## RECORDS FOR PROCESSING
• • •

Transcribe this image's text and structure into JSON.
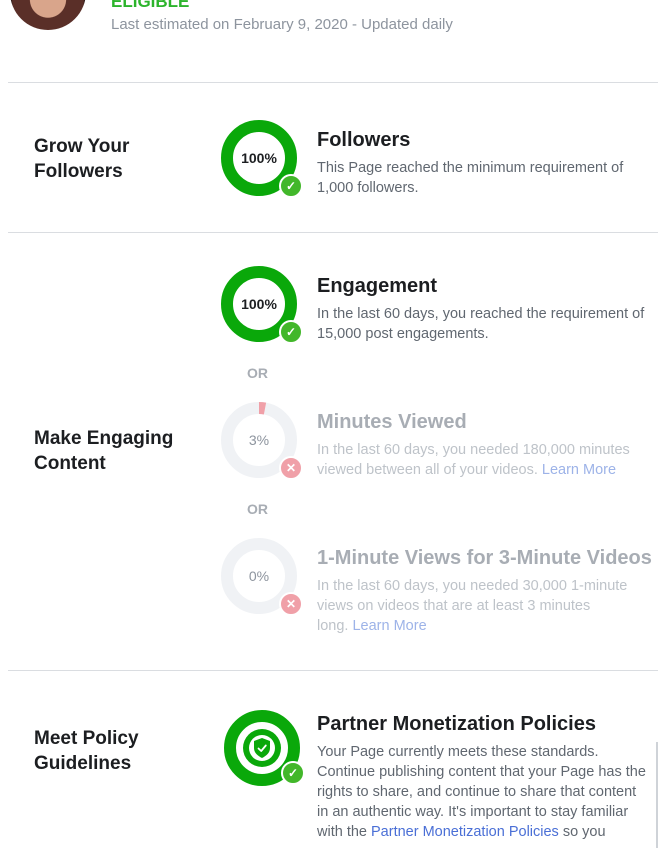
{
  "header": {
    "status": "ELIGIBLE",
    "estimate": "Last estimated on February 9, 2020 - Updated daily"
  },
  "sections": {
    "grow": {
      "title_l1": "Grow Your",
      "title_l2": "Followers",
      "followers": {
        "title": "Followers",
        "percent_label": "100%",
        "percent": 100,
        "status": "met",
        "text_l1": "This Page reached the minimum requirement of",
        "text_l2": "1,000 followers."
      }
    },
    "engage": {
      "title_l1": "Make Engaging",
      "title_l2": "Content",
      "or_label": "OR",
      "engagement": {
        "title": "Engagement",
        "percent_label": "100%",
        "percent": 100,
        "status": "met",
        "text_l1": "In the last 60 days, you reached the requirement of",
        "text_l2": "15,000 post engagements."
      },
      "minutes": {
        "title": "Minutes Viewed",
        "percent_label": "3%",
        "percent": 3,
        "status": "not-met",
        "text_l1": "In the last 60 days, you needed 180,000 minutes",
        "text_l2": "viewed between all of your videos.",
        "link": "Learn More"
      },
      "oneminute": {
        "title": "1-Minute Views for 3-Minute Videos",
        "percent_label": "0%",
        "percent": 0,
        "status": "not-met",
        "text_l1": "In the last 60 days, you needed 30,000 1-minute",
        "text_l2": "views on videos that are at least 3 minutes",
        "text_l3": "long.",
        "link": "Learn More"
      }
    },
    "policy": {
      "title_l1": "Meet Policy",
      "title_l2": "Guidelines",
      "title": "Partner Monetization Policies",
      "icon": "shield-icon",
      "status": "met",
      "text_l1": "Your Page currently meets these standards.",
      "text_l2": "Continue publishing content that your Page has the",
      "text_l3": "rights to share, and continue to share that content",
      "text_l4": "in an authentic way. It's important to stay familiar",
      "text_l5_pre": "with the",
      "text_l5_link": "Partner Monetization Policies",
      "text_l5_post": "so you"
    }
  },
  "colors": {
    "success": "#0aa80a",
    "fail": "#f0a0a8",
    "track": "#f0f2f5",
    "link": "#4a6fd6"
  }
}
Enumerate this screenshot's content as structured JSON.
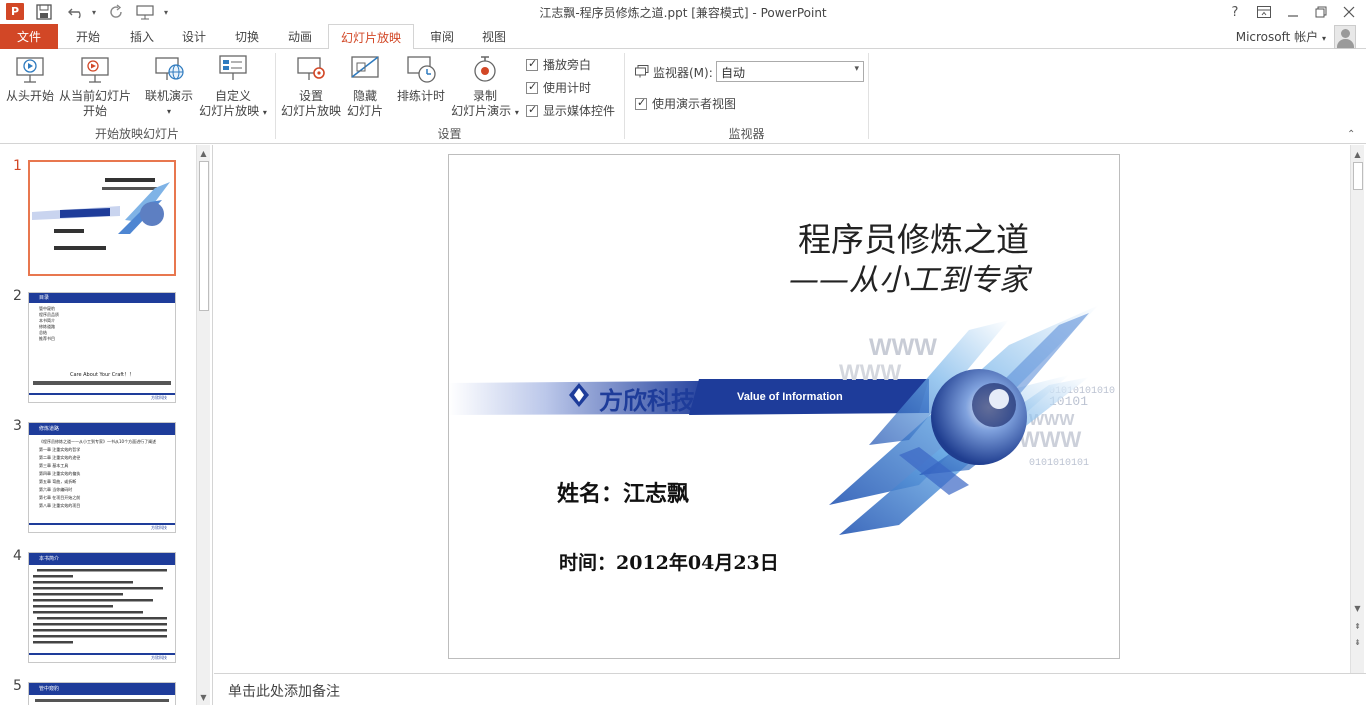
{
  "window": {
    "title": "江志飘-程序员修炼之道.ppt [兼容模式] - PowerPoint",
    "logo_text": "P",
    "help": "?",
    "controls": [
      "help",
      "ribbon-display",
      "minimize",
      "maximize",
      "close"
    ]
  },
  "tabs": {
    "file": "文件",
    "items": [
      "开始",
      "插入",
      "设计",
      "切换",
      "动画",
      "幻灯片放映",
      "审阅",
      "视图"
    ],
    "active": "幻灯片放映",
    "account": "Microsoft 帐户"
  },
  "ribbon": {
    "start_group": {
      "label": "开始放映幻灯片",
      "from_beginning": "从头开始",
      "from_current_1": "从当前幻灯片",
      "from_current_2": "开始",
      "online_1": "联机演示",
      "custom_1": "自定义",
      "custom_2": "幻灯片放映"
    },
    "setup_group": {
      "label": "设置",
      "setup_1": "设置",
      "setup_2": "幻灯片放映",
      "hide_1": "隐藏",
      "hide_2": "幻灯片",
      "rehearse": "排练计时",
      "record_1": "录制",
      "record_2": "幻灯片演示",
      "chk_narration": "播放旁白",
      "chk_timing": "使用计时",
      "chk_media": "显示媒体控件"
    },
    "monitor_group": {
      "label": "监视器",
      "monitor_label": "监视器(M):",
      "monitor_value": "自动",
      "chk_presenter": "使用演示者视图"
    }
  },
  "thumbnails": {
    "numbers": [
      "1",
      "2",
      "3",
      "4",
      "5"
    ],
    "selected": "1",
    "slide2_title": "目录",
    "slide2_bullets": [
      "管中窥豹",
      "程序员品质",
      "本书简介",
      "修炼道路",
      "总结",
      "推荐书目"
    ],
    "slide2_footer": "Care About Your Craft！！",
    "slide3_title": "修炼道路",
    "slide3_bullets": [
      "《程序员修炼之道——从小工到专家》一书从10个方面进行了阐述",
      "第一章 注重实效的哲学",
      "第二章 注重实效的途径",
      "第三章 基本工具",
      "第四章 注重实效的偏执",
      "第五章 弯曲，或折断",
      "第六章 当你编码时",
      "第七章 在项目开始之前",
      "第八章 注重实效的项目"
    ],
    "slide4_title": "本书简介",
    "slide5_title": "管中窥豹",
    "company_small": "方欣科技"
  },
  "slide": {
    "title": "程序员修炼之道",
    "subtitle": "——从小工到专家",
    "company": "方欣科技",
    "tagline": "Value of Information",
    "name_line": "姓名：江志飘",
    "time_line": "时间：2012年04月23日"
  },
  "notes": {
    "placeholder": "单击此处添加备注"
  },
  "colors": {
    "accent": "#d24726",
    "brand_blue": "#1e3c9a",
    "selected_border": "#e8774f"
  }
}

• • •

## EXERCISE AIM
Each record must be quoted in full and exactly. Do not include the pictures.

## EXPECTED ANSWER
Transcribe this image's text and structure into JSON.
{
  "header": {
    "status": "ELIGIBLE",
    "estimate": "Last estimated on February 9, 2020 - Updated daily"
  },
  "sections": {
    "grow": {
      "title_l1": "Grow Your",
      "title_l2": "Followers",
      "followers": {
        "title": "Followers",
        "percent_label": "100%",
        "percent": 100,
        "status": "met",
        "text_l1": "This Page reached the minimum requirement of",
        "text_l2": "1,000 followers."
      }
    },
    "engage": {
      "title_l1": "Make Engaging",
      "title_l2": "Content",
      "or_label": "OR",
      "engagement": {
        "title": "Engagement",
        "percent_label": "100%",
        "percent": 100,
        "status": "met",
        "text_l1": "In the last 60 days, you reached the requirement of",
        "text_l2": "15,000 post engagements."
      },
      "minutes": {
        "title": "Minutes Viewed",
        "percent_label": "3%",
        "percent": 3,
        "status": "not-met",
        "text_l1": "In the last 60 days, you needed 180,000 minutes",
        "text_l2": "viewed between all of your videos.",
        "link": "Learn More"
      },
      "oneminute": {
        "title": "1-Minute Views for 3-Minute Videos",
        "percent_label": "0%",
        "percent": 0,
        "status": "not-met",
        "text_l1": "In the last 60 days, you needed 30,000 1-minute",
        "text_l2": "views on videos that are at least 3 minutes",
        "text_l3": "long.",
        "link": "Learn More"
      }
    },
    "policy": {
      "title_l1": "Meet Policy",
      "title_l2": "Guidelines",
      "title": "Partner Monetization Policies",
      "icon": "shield-icon",
      "status": "met",
      "text_l1": "Your Page currently meets these standards.",
      "text_l2": "Continue publishing content that your Page has the",
      "text_l3": "rights to share, and continue to share that content",
      "text_l4": "in an authentic way. It's important to stay familiar",
      "text_l5_pre": "with the",
      "text_l5_link": "Partner Monetization Policies",
      "text_l5_post": "so you"
    }
  },
  "colors": {
    "success": "#0aa80a",
    "fail": "#f0a0a8",
    "track": "#f0f2f5",
    "link": "#4a6fd6"
  }
}
Enumerate this screenshot's content as structured JSON.
{
  "window": {
    "title": "江志飘-程序员修炼之道.ppt [兼容模式] - PowerPoint",
    "logo_text": "P",
    "help": "?",
    "controls": [
      "help",
      "ribbon-display",
      "minimize",
      "maximize",
      "close"
    ]
  },
  "tabs": {
    "file": "文件",
    "items": [
      "开始",
      "插入",
      "设计",
      "切换",
      "动画",
      "幻灯片放映",
      "审阅",
      "视图"
    ],
    "active": "幻灯片放映",
    "account": "Microsoft 帐户"
  },
  "ribbon": {
    "start_group": {
      "label": "开始放映幻灯片",
      "from_beginning": "从头开始",
      "from_current_1": "从当前幻灯片",
      "from_current_2": "开始",
      "online_1": "联机演示",
      "custom_1": "自定义",
      "custom_2": "幻灯片放映"
    },
    "setup_group": {
      "label": "设置",
      "setup_1": "设置",
      "setup_2": "幻灯片放映",
      "hide_1": "隐藏",
      "hide_2": "幻灯片",
      "rehearse": "排练计时",
      "record_1": "录制",
      "record_2": "幻灯片演示",
      "chk_narration": "播放旁白",
      "chk_timing": "使用计时",
      "chk_media": "显示媒体控件"
    },
    "monitor_group": {
      "label": "监视器",
      "monitor_label": "监视器(M):",
      "monitor_value": "自动",
      "chk_presenter": "使用演示者视图"
    }
  },
  "thumbnails": {
    "numbers": [
      "1",
      "2",
      "3",
      "4",
      "5"
    ],
    "selected": "1",
    "slide2_title": "目录",
    "slide2_bullets": [
      "管中窥豹",
      "程序员品质",
      "本书简介",
      "修炼道路",
      "总结",
      "推荐书目"
    ],
    "slide2_footer": "Care About Your Craft！！",
    "slide3_title": "修炼道路",
    "slide3_bullets": [
      "《程序员修炼之道——从小工到专家》一书从10个方面进行了阐述",
      "第一章 注重实效的哲学",
      "第二章 注重实效的途径",
      "第三章 基本工具",
      "第四章 注重实效的偏执",
      "第五章 弯曲，或折断",
      "第六章 当你编码时",
      "第七章 在项目开始之前",
      "第八章 注重实效的项目"
    ],
    "slide4_title": "本书简介",
    "slide5_title": "管中窥豹",
    "company_small": "方欣科技"
  },
  "slide": {
    "title": "程序员修炼之道",
    "subtitle": "——从小工到专家",
    "company": "方欣科技",
    "tagline": "Value of Information",
    "name_line": "姓名：江志飘",
    "time_line": "时间：2012年04月23日"
  },
  "notes": {
    "placeholder": "单击此处添加备注"
  },
  "colors": {
    "accent": "#d24726",
    "brand_blue": "#1e3c9a",
    "selected_border": "#e8774f"
  }
}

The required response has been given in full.